**Stated goal**. Restate the entries below word for word, omitting nothing.

(Records from a collection of figures)
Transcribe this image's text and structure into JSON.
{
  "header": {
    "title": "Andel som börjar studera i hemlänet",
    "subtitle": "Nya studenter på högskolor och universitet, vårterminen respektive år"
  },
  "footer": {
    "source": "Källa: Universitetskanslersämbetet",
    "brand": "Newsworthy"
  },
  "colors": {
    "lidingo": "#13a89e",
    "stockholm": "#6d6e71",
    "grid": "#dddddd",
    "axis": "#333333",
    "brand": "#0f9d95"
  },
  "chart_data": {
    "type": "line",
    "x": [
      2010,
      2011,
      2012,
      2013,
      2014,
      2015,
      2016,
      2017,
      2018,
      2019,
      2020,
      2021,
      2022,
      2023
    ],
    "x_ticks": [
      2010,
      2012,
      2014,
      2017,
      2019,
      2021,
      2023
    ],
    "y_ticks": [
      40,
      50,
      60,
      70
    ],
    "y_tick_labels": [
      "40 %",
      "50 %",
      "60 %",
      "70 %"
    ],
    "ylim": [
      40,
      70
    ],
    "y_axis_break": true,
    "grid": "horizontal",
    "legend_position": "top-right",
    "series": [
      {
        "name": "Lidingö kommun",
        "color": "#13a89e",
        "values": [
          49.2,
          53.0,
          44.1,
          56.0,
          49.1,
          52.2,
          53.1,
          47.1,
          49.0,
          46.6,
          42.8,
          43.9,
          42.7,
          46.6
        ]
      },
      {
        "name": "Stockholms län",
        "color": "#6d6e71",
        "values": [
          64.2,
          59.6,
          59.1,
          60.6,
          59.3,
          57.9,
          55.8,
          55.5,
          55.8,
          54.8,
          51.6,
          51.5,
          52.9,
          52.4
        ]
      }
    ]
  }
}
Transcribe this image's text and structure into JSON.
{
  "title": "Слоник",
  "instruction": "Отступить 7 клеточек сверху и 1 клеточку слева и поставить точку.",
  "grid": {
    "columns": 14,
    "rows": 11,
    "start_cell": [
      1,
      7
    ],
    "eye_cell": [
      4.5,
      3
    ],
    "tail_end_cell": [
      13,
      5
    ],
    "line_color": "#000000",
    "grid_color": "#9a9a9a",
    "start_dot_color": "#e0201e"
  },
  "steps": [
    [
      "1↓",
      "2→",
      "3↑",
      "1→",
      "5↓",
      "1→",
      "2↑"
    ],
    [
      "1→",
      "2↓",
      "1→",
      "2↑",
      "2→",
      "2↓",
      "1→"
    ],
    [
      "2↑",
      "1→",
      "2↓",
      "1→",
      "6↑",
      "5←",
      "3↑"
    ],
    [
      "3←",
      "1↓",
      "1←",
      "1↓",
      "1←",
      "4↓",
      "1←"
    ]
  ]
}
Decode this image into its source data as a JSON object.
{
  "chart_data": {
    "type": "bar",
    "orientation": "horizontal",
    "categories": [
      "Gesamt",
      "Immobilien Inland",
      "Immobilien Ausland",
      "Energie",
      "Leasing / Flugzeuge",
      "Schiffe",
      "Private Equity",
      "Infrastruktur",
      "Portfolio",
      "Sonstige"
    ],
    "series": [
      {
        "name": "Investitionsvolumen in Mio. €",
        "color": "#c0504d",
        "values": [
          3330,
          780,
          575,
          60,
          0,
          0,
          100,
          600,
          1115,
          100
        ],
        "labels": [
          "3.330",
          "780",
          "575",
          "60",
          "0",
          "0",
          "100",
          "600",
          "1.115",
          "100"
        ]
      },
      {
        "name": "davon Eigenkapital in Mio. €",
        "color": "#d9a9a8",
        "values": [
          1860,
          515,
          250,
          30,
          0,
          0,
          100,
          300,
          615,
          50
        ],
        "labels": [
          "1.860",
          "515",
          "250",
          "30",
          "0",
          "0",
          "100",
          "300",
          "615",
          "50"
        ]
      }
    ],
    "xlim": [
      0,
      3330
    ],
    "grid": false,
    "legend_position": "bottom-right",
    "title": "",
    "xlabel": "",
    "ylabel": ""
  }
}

**Expected answer**.
Transcribe this image's text and structure into JSON.
{
  "header": {
    "title": "Andel som börjar studera i hemlänet",
    "subtitle": "Nya studenter på högskolor och universitet, vårterminen respektive år"
  },
  "footer": {
    "source": "Källa: Universitetskanslersämbetet",
    "brand": "Newsworthy"
  },
  "colors": {
    "lidingo": "#13a89e",
    "stockholm": "#6d6e71",
    "grid": "#dddddd",
    "axis": "#333333",
    "brand": "#0f9d95"
  },
  "chart_data": {
    "type": "line",
    "x": [
      2010,
      2011,
      2012,
      2013,
      2014,
      2015,
      2016,
      2017,
      2018,
      2019,
      2020,
      2021,
      2022,
      2023
    ],
    "x_ticks": [
      2010,
      2012,
      2014,
      2017,
      2019,
      2021,
      2023
    ],
    "y_ticks": [
      40,
      50,
      60,
      70
    ],
    "y_tick_labels": [
      "40 %",
      "50 %",
      "60 %",
      "70 %"
    ],
    "ylim": [
      40,
      70
    ],
    "y_axis_break": true,
    "grid": "horizontal",
    "legend_position": "top-right",
    "series": [
      {
        "name": "Lidingö kommun",
        "color": "#13a89e",
        "values": [
          49.2,
          53.0,
          44.1,
          56.0,
          49.1,
          52.2,
          53.1,
          47.1,
          49.0,
          46.6,
          42.8,
          43.9,
          42.7,
          46.6
        ]
      },
      {
        "name": "Stockholms län",
        "color": "#6d6e71",
        "values": [
          64.2,
          59.6,
          59.1,
          60.6,
          59.3,
          57.9,
          55.8,
          55.5,
          55.8,
          54.8,
          51.6,
          51.5,
          52.9,
          52.4
        ]
      }
    ]
  }
}
Transcribe this image's text and structure into JSON.
{
  "title": "Слоник",
  "instruction": "Отступить 7 клеточек сверху и 1 клеточку слева и поставить точку.",
  "grid": {
    "columns": 14,
    "rows": 11,
    "start_cell": [
      1,
      7
    ],
    "eye_cell": [
      4.5,
      3
    ],
    "tail_end_cell": [
      13,
      5
    ],
    "line_color": "#000000",
    "grid_color": "#9a9a9a",
    "start_dot_color": "#e0201e"
  },
  "steps": [
    [
      "1↓",
      "2→",
      "3↑",
      "1→",
      "5↓",
      "1→",
      "2↑"
    ],
    [
      "1→",
      "2↓",
      "1→",
      "2↑",
      "2→",
      "2↓",
      "1→"
    ],
    [
      "2↑",
      "1→",
      "2↓",
      "1→",
      "6↑",
      "5←",
      "3↑"
    ],
    [
      "3←",
      "1↓",
      "1←",
      "1↓",
      "1←",
      "4↓",
      "1←"
    ]
  ]
}
Decode this image into its source data as a JSON object.
{
  "chart_data": {
    "type": "bar",
    "orientation": "horizontal",
    "categories": [
      "Gesamt",
      "Immobilien Inland",
      "Immobilien Ausland",
      "Energie",
      "Leasing / Flugzeuge",
      "Schiffe",
      "Private Equity",
      "Infrastruktur",
      "Portfolio",
      "Sonstige"
    ],
    "series": [
      {
        "name": "Investitionsvolumen in Mio. €",
        "color": "#c0504d",
        "values": [
          3330,
          780,
          575,
          60,
          0,
          0,
          100,
          600,
          1115,
          100
        ],
        "labels": [
          "3.330",
          "780",
          "575",
          "60",
          "0",
          "0",
          "100",
          "600",
          "1.115",
          "100"
        ]
      },
      {
        "name": "davon Eigenkapital in Mio. €",
        "color": "#d9a9a8",
        "values": [
          1860,
          515,
          250,
          30,
          0,
          0,
          100,
          300,
          615,
          50
        ],
        "labels": [
          "1.860",
          "515",
          "250",
          "30",
          "0",
          "0",
          "100",
          "300",
          "615",
          "50"
        ]
      }
    ],
    "xlim": [
      0,
      3330
    ],
    "grid": false,
    "legend_position": "bottom-right",
    "title": "",
    "xlabel": "",
    "ylabel": ""
  }
}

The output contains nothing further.